**What needs to be done**
Collect the lines of the entries where "schools" shows up.

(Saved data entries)
- - - - -

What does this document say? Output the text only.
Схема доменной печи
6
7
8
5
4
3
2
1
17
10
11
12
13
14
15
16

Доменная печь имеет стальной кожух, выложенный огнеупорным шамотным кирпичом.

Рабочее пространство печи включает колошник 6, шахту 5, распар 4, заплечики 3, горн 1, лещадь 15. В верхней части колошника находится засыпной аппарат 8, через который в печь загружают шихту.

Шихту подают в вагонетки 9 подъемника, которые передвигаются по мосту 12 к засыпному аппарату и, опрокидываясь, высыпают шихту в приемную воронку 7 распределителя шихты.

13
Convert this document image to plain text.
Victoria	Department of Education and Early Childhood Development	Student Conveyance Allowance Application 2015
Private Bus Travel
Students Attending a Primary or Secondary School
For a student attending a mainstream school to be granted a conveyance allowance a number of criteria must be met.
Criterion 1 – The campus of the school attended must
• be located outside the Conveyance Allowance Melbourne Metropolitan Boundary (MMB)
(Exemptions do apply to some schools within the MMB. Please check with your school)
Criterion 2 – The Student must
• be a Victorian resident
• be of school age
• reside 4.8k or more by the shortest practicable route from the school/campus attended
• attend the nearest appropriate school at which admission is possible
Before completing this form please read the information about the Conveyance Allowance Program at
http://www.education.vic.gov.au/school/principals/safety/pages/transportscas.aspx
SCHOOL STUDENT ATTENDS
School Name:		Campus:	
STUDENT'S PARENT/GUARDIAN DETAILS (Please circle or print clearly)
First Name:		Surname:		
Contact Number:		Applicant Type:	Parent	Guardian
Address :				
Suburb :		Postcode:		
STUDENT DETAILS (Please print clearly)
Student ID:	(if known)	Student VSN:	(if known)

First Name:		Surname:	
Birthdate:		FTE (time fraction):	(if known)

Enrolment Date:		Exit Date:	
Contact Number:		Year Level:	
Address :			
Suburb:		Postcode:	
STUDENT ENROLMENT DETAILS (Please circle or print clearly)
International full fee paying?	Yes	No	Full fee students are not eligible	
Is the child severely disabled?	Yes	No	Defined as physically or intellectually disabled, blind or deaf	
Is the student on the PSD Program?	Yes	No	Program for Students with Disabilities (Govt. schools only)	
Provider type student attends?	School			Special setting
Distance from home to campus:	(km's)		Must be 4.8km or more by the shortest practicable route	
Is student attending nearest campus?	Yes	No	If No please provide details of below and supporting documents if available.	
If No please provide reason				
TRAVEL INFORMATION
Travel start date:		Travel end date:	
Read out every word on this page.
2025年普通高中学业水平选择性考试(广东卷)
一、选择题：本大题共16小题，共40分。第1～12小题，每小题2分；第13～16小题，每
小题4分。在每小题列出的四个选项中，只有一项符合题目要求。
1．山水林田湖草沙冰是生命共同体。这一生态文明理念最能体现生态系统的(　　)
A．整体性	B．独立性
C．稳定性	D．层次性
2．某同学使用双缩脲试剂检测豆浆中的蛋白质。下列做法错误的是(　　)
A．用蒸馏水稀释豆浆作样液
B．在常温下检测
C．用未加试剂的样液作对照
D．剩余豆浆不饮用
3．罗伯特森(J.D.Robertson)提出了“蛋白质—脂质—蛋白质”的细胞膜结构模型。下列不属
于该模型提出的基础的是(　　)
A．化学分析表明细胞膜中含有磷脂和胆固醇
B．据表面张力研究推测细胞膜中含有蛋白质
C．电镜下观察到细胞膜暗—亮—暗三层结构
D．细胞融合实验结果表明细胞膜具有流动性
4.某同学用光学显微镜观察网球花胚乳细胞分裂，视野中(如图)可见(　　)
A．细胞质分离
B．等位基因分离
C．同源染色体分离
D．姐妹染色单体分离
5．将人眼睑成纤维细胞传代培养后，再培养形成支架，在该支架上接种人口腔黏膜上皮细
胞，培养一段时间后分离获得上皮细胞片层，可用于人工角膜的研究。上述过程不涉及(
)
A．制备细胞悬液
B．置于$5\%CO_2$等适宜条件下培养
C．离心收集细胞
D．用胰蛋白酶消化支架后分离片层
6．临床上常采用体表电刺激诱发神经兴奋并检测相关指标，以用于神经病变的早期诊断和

- - - - -

**Complete output**
(Exemptions do apply to some schools within the MMB. Please check with your school)
Is the student on the PSD Program?	Yes	No	Program for Students with Disabilities (Govt. schools only)	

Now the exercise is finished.